EXERCISE AIM:
Please repeat all of the listing exactly.

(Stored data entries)
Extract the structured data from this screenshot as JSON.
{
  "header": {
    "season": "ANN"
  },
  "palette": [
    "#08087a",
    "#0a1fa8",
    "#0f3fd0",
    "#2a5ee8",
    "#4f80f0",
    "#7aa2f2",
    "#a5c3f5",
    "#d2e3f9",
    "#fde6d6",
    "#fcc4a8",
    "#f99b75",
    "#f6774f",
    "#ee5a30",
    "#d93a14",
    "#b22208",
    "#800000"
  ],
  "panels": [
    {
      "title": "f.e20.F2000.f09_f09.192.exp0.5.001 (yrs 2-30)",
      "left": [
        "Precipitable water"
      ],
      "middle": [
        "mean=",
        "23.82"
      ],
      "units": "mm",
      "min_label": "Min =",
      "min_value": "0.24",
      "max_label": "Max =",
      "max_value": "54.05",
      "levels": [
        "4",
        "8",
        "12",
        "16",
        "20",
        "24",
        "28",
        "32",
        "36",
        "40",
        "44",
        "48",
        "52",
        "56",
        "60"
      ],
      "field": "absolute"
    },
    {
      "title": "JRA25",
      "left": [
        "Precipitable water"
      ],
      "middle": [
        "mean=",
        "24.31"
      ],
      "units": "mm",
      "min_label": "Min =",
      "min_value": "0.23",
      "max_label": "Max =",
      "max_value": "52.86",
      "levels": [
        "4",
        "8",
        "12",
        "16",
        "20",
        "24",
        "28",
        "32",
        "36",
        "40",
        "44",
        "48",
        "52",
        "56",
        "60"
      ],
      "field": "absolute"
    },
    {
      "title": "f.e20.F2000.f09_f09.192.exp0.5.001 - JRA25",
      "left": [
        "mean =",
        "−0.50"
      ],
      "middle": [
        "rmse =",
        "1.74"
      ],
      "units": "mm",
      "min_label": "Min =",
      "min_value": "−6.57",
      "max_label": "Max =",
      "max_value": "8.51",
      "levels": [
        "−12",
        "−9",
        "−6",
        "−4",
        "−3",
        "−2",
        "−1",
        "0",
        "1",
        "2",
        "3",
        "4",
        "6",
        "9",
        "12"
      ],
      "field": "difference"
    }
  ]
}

RESULT FOR THIS EXERCISE:
Extract the structured data from this screenshot as JSON.
{
  "header": {
    "season": "ANN"
  },
  "palette": [
    "#08087a",
    "#0a1fa8",
    "#0f3fd0",
    "#2a5ee8",
    "#4f80f0",
    "#7aa2f2",
    "#a5c3f5",
    "#d2e3f9",
    "#fde6d6",
    "#fcc4a8",
    "#f99b75",
    "#f6774f",
    "#ee5a30",
    "#d93a14",
    "#b22208",
    "#800000"
  ],
  "panels": [
    {
      "title": "f.e20.F2000.f09_f09.192.exp0.5.001 (yrs 2-30)",
      "left": [
        "Precipitable water"
      ],
      "middle": [
        "mean=",
        "23.82"
      ],
      "units": "mm",
      "min_label": "Min =",
      "min_value": "0.24",
      "max_label": "Max =",
      "max_value": "54.05",
      "levels": [
        "4",
        "8",
        "12",
        "16",
        "20",
        "24",
        "28",
        "32",
        "36",
        "40",
        "44",
        "48",
        "52",
        "56",
        "60"
      ],
      "field": "absolute"
    },
    {
      "title": "JRA25",
      "left": [
        "Precipitable water"
      ],
      "middle": [
        "mean=",
        "24.31"
      ],
      "units": "mm",
      "min_label": "Min =",
      "min_value": "0.23",
      "max_label": "Max =",
      "max_value": "52.86",
      "levels": [
        "4",
        "8",
        "12",
        "16",
        "20",
        "24",
        "28",
        "32",
        "36",
        "40",
        "44",
        "48",
        "52",
        "56",
        "60"
      ],
      "field": "absolute"
    },
    {
      "title": "f.e20.F2000.f09_f09.192.exp0.5.001 - JRA25",
      "left": [
        "mean =",
        "−0.50"
      ],
      "middle": [
        "rmse =",
        "1.74"
      ],
      "units": "mm",
      "min_label": "Min =",
      "min_value": "−6.57",
      "max_label": "Max =",
      "max_value": "8.51",
      "levels": [
        "−12",
        "−9",
        "−6",
        "−4",
        "−3",
        "−2",
        "−1",
        "0",
        "1",
        "2",
        "3",
        "4",
        "6",
        "9",
        "12"
      ],
      "field": "difference"
    }
  ]
}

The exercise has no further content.